## Given entries

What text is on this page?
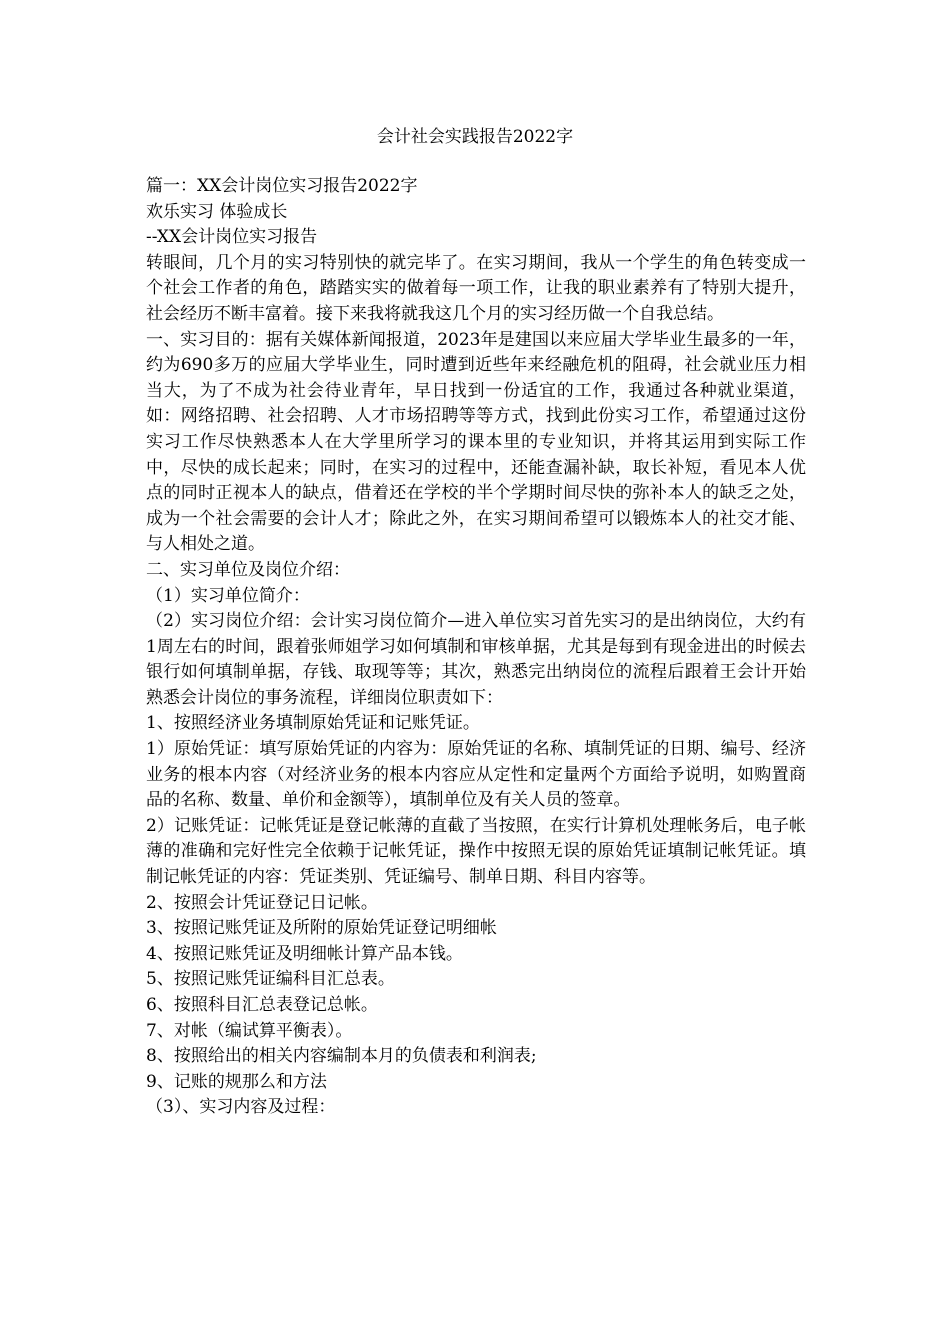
会计社会实践报告2022字

篇一：XX会计岗位实习报告2022字

欢乐实习 体验成长

--XX会计岗位实习报告

转眼间，几个月的实习特别快的就完毕了。在实习期间，我从一个学生的角色转变成一个社会工作者的角色，踏踏实实的做着每一项工作，让我的职业素养有了特别大提升，社会经历不断丰富着。接下来我将就我这几个月的实习经历做一个自我总结。

一、实习目的：据有关媒体新闻报道，2023年是建国以来应届大学毕业生最多的一年，约为690多万的应届大学毕业生，同时遭到近些年来经融危机的阻碍，社会就业压力相当大，为了不成为社会待业青年，早日找到一份适宜的工作，我通过各种就业渠道，如：网络招聘、社会招聘、人才市场招聘等等方式，找到此份实习工作，希望通过这份实习工作尽快熟悉本人在大学里所学习的课本里的专业知识，并将其运用到实际工作中，尽快的成长起来；同时，在实习的过程中，还能查漏补缺，取长补短，看见本人优点的同时正视本人的缺点，借着还在学校的半个学期时间尽快的弥补本人的缺乏之处，成为一个社会需要的会计人才；除此之外，在实习期间希望可以锻炼本人的社交才能、与人相处之道。

二、实习单位及岗位介绍：

（1）实习单位简介：

（2）实习岗位介绍：会计实习岗位简介—进入单位实习首先实习的是出纳岗位，大约有1周左右的时间，跟着张师姐学习如何填制和审核单据，尤其是每到有现金进出的时候去银行如何填制单据，存钱、取现等等；其次，熟悉完出纳岗位的流程后跟着王会计开始熟悉会计岗位的事务流程，详细岗位职责如下：

1、按照经济业务填制原始凭证和记账凭证。

1）原始凭证：填写原始凭证的内容为：原始凭证的名称、填制凭证的日期、编号、经济业务的根本内容（对经济业务的根本内容应从定性和定量两个方面给予说明，如购置商品的名称、数量、单价和金额等），填制单位及有关人员的签章。

2）记账凭证：记帐凭证是登记帐薄的直截了当按照，在实行计算机处理帐务后，电子帐薄的准确和完好性完全依赖于记帐凭证，操作中按照无误的原始凭证填制记帐凭证。填制记帐凭证的内容：凭证类别、凭证编号、制单日期、科目内容等。

2、按照会计凭证登记日记帐。

3、按照记账凭证及所附的原始凭证登记明细帐

4、按照记账凭证及明细帐计算产品本钱。

5、按照记账凭证编科目汇总表。

6、按照科目汇总表登记总帐。

7、对帐（编试算平衡表）。

8、按照给出的相关内容编制本月的负债表和利润表;

9、记账的规那么和方法

（3）、实习内容及过程：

## Exercise aim
With the pictures omitted, reproduce the records in full and exactly.

## Correct output
What text is on this page?
会计社会实践报告2022字

篇一：XX会计岗位实习报告2022字

欢乐实习 体验成长

--XX会计岗位实习报告

转眼间，几个月的实习特别快的就完毕了。在实习期间，我从一个学生的角色转变成一个社会工作者的角色，踏踏实实的做着每一项工作，让我的职业素养有了特别大提升，社会经历不断丰富着。接下来我将就我这几个月的实习经历做一个自我总结。

一、实习目的：据有关媒体新闻报道，2023年是建国以来应届大学毕业生最多的一年，约为690多万的应届大学毕业生，同时遭到近些年来经融危机的阻碍，社会就业压力相当大，为了不成为社会待业青年，早日找到一份适宜的工作，我通过各种就业渠道，如：网络招聘、社会招聘、人才市场招聘等等方式，找到此份实习工作，希望通过这份实习工作尽快熟悉本人在大学里所学习的课本里的专业知识，并将其运用到实际工作中，尽快的成长起来；同时，在实习的过程中，还能查漏补缺，取长补短，看见本人优点的同时正视本人的缺点，借着还在学校的半个学期时间尽快的弥补本人的缺乏之处，成为一个社会需要的会计人才；除此之外，在实习期间希望可以锻炼本人的社交才能、与人相处之道。

二、实习单位及岗位介绍：

（1）实习单位简介：

（2）实习岗位介绍：会计实习岗位简介—进入单位实习首先实习的是出纳岗位，大约有1周左右的时间，跟着张师姐学习如何填制和审核单据，尤其是每到有现金进出的时候去银行如何填制单据，存钱、取现等等；其次，熟悉完出纳岗位的流程后跟着王会计开始熟悉会计岗位的事务流程，详细岗位职责如下：

1、按照经济业务填制原始凭证和记账凭证。

1）原始凭证：填写原始凭证的内容为：原始凭证的名称、填制凭证的日期、编号、经济业务的根本内容（对经济业务的根本内容应从定性和定量两个方面给予说明，如购置商品的名称、数量、单价和金额等），填制单位及有关人员的签章。

2）记账凭证：记帐凭证是登记帐薄的直截了当按照，在实行计算机处理帐务后，电子帐薄的准确和完好性完全依赖于记帐凭证，操作中按照无误的原始凭证填制记帐凭证。填制记帐凭证的内容：凭证类别、凭证编号、制单日期、科目内容等。

2、按照会计凭证登记日记帐。

3、按照记账凭证及所附的原始凭证登记明细帐

4、按照记账凭证及明细帐计算产品本钱。

5、按照记账凭证编科目汇总表。

6、按照科目汇总表登记总帐。

7、对帐（编试算平衡表）。

8、按照给出的相关内容编制本月的负债表和利润表;

9、记账的规那么和方法

（3）、实习内容及过程：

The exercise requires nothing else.